▶ GIVEN PROBLEM
The records below must be output exactly, without pictures.

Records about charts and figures
++++++++++++++++++++

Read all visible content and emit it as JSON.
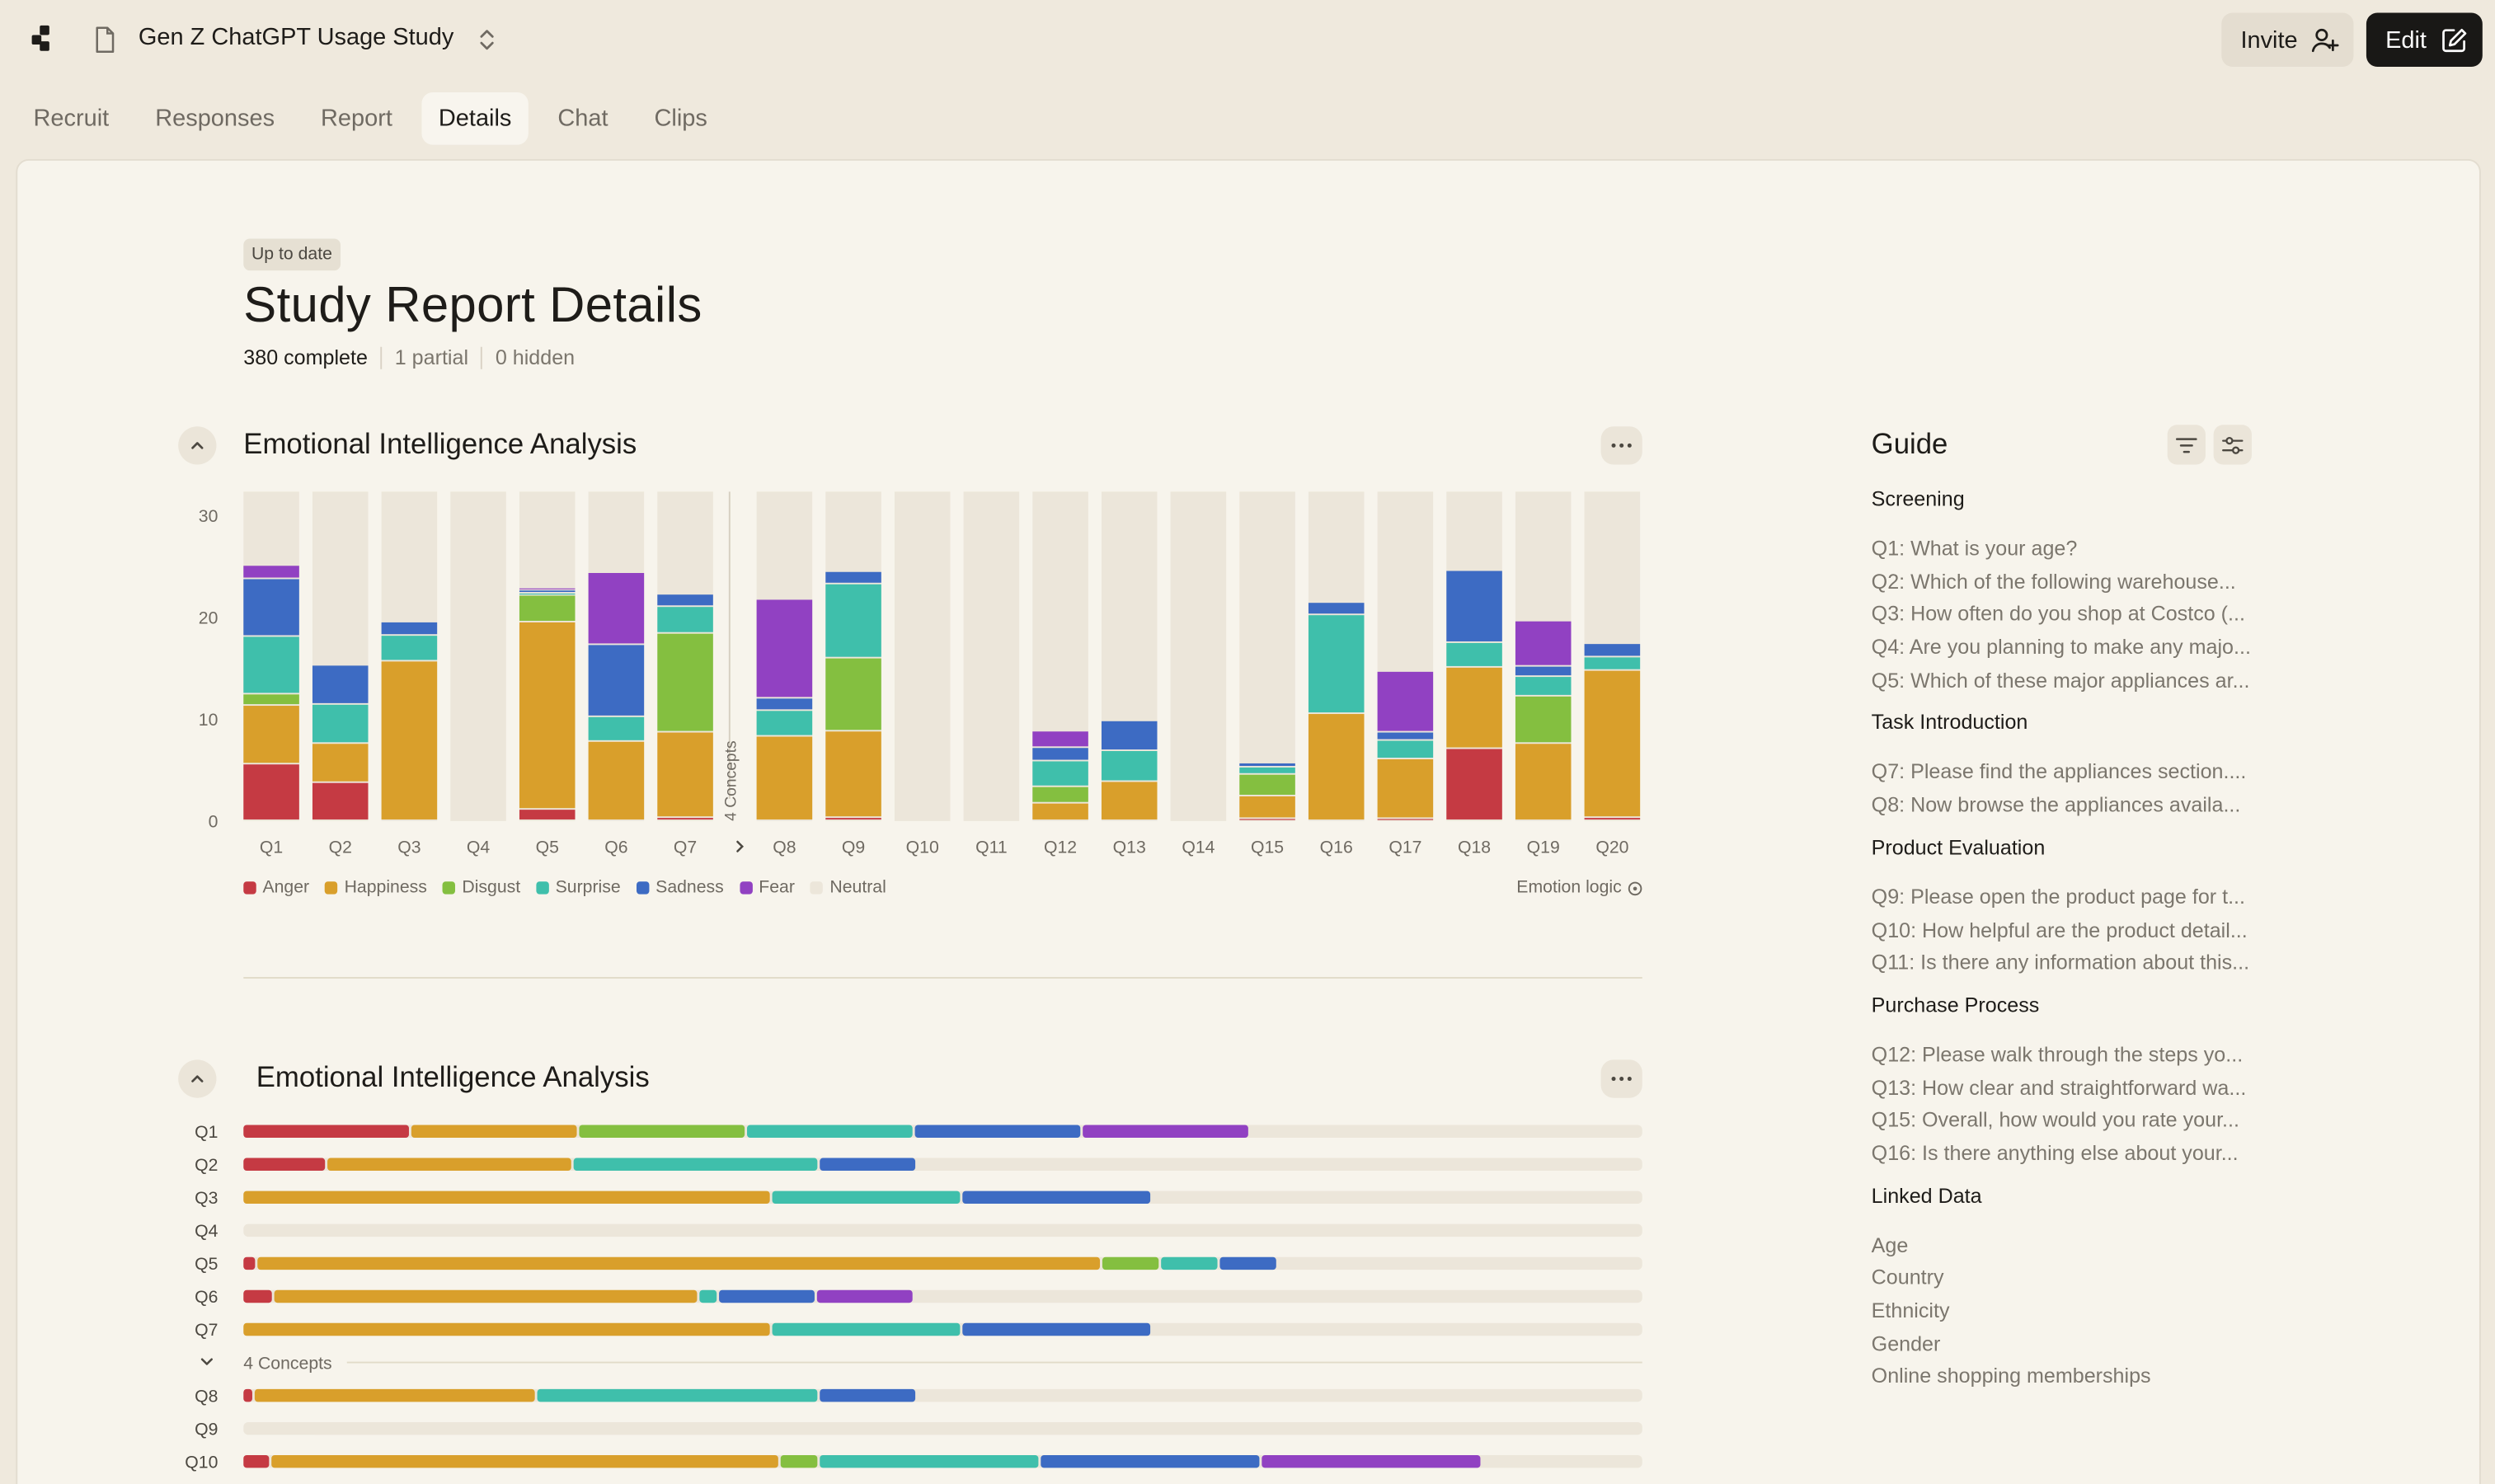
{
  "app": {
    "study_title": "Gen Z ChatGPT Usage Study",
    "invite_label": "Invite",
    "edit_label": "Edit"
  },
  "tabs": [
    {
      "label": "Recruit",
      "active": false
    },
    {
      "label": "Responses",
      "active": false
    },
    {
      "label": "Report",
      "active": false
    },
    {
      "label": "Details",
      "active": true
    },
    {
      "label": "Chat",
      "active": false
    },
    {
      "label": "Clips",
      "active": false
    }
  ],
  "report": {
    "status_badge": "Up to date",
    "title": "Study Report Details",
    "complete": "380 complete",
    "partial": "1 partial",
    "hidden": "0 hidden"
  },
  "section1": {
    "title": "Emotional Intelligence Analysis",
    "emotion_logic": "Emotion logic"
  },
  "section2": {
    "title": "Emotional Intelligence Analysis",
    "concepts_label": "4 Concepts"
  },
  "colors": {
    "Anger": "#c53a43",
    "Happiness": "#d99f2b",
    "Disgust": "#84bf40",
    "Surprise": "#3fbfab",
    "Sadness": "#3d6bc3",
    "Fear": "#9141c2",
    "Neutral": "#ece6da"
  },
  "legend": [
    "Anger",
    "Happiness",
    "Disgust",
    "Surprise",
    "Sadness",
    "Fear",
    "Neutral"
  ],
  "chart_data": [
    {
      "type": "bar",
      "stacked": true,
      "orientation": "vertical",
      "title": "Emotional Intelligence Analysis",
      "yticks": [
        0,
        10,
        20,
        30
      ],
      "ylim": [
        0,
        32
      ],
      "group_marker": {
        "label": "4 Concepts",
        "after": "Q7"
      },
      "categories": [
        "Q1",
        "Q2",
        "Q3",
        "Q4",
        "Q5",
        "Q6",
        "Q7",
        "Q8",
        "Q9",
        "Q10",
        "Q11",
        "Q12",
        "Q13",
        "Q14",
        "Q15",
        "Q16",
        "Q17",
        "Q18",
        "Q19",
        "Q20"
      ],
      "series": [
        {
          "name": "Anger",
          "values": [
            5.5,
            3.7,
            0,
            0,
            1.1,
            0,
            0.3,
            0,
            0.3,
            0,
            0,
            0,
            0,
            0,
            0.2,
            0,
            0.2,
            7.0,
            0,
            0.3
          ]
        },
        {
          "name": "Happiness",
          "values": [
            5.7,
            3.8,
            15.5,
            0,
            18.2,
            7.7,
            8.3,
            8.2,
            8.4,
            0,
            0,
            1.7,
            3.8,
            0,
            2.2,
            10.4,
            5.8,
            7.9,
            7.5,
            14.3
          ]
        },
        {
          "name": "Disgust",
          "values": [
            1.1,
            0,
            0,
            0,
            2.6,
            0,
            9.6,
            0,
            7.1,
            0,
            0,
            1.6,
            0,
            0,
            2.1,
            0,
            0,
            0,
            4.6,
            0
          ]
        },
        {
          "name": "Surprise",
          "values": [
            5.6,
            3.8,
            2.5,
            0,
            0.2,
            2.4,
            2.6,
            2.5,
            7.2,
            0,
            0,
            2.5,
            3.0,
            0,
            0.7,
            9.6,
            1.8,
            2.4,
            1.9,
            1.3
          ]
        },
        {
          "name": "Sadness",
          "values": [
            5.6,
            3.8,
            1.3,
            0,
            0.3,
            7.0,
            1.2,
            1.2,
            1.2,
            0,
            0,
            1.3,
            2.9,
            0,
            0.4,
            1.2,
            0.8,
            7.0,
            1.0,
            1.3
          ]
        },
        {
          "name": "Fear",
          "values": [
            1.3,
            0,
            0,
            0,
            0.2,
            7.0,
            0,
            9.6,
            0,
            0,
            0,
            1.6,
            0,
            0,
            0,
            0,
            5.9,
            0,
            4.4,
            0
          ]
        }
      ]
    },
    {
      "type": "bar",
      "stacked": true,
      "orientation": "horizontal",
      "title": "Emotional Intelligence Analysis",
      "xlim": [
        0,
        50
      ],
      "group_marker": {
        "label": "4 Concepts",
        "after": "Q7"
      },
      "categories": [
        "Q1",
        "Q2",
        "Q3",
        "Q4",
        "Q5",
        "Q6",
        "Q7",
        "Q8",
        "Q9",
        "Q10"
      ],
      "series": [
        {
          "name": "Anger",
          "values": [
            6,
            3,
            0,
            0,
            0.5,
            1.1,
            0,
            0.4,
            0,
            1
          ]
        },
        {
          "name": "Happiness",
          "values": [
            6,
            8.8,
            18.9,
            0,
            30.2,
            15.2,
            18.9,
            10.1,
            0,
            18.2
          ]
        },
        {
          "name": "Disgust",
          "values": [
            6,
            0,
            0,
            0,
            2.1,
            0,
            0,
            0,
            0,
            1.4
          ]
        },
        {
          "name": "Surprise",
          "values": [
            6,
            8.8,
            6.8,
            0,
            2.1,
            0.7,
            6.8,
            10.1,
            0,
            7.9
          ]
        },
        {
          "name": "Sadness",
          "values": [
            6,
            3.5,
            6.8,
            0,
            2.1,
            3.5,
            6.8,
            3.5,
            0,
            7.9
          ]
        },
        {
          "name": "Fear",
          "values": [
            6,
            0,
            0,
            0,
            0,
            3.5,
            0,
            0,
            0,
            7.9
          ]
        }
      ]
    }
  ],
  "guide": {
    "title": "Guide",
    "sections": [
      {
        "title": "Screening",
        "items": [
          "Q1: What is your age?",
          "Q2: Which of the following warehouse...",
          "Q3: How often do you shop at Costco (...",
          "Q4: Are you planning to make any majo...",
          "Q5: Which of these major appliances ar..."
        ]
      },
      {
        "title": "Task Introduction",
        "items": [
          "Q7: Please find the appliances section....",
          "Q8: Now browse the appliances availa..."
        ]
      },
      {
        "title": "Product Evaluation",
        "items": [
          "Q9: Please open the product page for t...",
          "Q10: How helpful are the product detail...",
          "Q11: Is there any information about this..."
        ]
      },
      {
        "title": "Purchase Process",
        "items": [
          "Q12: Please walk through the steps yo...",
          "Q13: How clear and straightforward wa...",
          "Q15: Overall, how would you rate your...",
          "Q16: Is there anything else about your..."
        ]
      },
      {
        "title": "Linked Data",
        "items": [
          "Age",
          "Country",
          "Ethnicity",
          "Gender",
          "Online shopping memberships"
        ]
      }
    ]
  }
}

++++++++++++++++++++

▶ TASK SOLUTION
Read all visible content and emit it as JSON.
{
  "app": {
    "study_title": "Gen Z ChatGPT Usage Study",
    "invite_label": "Invite",
    "edit_label": "Edit"
  },
  "tabs": [
    {
      "label": "Recruit",
      "active": false
    },
    {
      "label": "Responses",
      "active": false
    },
    {
      "label": "Report",
      "active": false
    },
    {
      "label": "Details",
      "active": true
    },
    {
      "label": "Chat",
      "active": false
    },
    {
      "label": "Clips",
      "active": false
    }
  ],
  "report": {
    "status_badge": "Up to date",
    "title": "Study Report Details",
    "complete": "380 complete",
    "partial": "1 partial",
    "hidden": "0 hidden"
  },
  "section1": {
    "title": "Emotional Intelligence Analysis",
    "emotion_logic": "Emotion logic"
  },
  "section2": {
    "title": "Emotional Intelligence Analysis",
    "concepts_label": "4 Concepts"
  },
  "colors": {
    "Anger": "#c53a43",
    "Happiness": "#d99f2b",
    "Disgust": "#84bf40",
    "Surprise": "#3fbfab",
    "Sadness": "#3d6bc3",
    "Fear": "#9141c2",
    "Neutral": "#ece6da"
  },
  "legend": [
    "Anger",
    "Happiness",
    "Disgust",
    "Surprise",
    "Sadness",
    "Fear",
    "Neutral"
  ],
  "chart_data": [
    {
      "type": "bar",
      "stacked": true,
      "orientation": "vertical",
      "title": "Emotional Intelligence Analysis",
      "yticks": [
        0,
        10,
        20,
        30
      ],
      "ylim": [
        0,
        32
      ],
      "group_marker": {
        "label": "4 Concepts",
        "after": "Q7"
      },
      "categories": [
        "Q1",
        "Q2",
        "Q3",
        "Q4",
        "Q5",
        "Q6",
        "Q7",
        "Q8",
        "Q9",
        "Q10",
        "Q11",
        "Q12",
        "Q13",
        "Q14",
        "Q15",
        "Q16",
        "Q17",
        "Q18",
        "Q19",
        "Q20"
      ],
      "series": [
        {
          "name": "Anger",
          "values": [
            5.5,
            3.7,
            0,
            0,
            1.1,
            0,
            0.3,
            0,
            0.3,
            0,
            0,
            0,
            0,
            0,
            0.2,
            0,
            0.2,
            7.0,
            0,
            0.3
          ]
        },
        {
          "name": "Happiness",
          "values": [
            5.7,
            3.8,
            15.5,
            0,
            18.2,
            7.7,
            8.3,
            8.2,
            8.4,
            0,
            0,
            1.7,
            3.8,
            0,
            2.2,
            10.4,
            5.8,
            7.9,
            7.5,
            14.3
          ]
        },
        {
          "name": "Disgust",
          "values": [
            1.1,
            0,
            0,
            0,
            2.6,
            0,
            9.6,
            0,
            7.1,
            0,
            0,
            1.6,
            0,
            0,
            2.1,
            0,
            0,
            0,
            4.6,
            0
          ]
        },
        {
          "name": "Surprise",
          "values": [
            5.6,
            3.8,
            2.5,
            0,
            0.2,
            2.4,
            2.6,
            2.5,
            7.2,
            0,
            0,
            2.5,
            3.0,
            0,
            0.7,
            9.6,
            1.8,
            2.4,
            1.9,
            1.3
          ]
        },
        {
          "name": "Sadness",
          "values": [
            5.6,
            3.8,
            1.3,
            0,
            0.3,
            7.0,
            1.2,
            1.2,
            1.2,
            0,
            0,
            1.3,
            2.9,
            0,
            0.4,
            1.2,
            0.8,
            7.0,
            1.0,
            1.3
          ]
        },
        {
          "name": "Fear",
          "values": [
            1.3,
            0,
            0,
            0,
            0.2,
            7.0,
            0,
            9.6,
            0,
            0,
            0,
            1.6,
            0,
            0,
            0,
            0,
            5.9,
            0,
            4.4,
            0
          ]
        }
      ]
    },
    {
      "type": "bar",
      "stacked": true,
      "orientation": "horizontal",
      "title": "Emotional Intelligence Analysis",
      "xlim": [
        0,
        50
      ],
      "group_marker": {
        "label": "4 Concepts",
        "after": "Q7"
      },
      "categories": [
        "Q1",
        "Q2",
        "Q3",
        "Q4",
        "Q5",
        "Q6",
        "Q7",
        "Q8",
        "Q9",
        "Q10"
      ],
      "series": [
        {
          "name": "Anger",
          "values": [
            6,
            3,
            0,
            0,
            0.5,
            1.1,
            0,
            0.4,
            0,
            1
          ]
        },
        {
          "name": "Happiness",
          "values": [
            6,
            8.8,
            18.9,
            0,
            30.2,
            15.2,
            18.9,
            10.1,
            0,
            18.2
          ]
        },
        {
          "name": "Disgust",
          "values": [
            6,
            0,
            0,
            0,
            2.1,
            0,
            0,
            0,
            0,
            1.4
          ]
        },
        {
          "name": "Surprise",
          "values": [
            6,
            8.8,
            6.8,
            0,
            2.1,
            0.7,
            6.8,
            10.1,
            0,
            7.9
          ]
        },
        {
          "name": "Sadness",
          "values": [
            6,
            3.5,
            6.8,
            0,
            2.1,
            3.5,
            6.8,
            3.5,
            0,
            7.9
          ]
        },
        {
          "name": "Fear",
          "values": [
            6,
            0,
            0,
            0,
            0,
            3.5,
            0,
            0,
            0,
            7.9
          ]
        }
      ]
    }
  ],
  "guide": {
    "title": "Guide",
    "sections": [
      {
        "title": "Screening",
        "items": [
          "Q1: What is your age?",
          "Q2: Which of the following warehouse...",
          "Q3: How often do you shop at Costco (...",
          "Q4: Are you planning to make any majo...",
          "Q5: Which of these major appliances ar..."
        ]
      },
      {
        "title": "Task Introduction",
        "items": [
          "Q7: Please find the appliances section....",
          "Q8: Now browse the appliances availa..."
        ]
      },
      {
        "title": "Product Evaluation",
        "items": [
          "Q9: Please open the product page for t...",
          "Q10: How helpful are the product detail...",
          "Q11: Is there any information about this..."
        ]
      },
      {
        "title": "Purchase Process",
        "items": [
          "Q12: Please walk through the steps yo...",
          "Q13: How clear and straightforward wa...",
          "Q15: Overall, how would you rate your...",
          "Q16: Is there anything else about your..."
        ]
      },
      {
        "title": "Linked Data",
        "items": [
          "Age",
          "Country",
          "Ethnicity",
          "Gender",
          "Online shopping memberships"
        ]
      }
    ]
  }
}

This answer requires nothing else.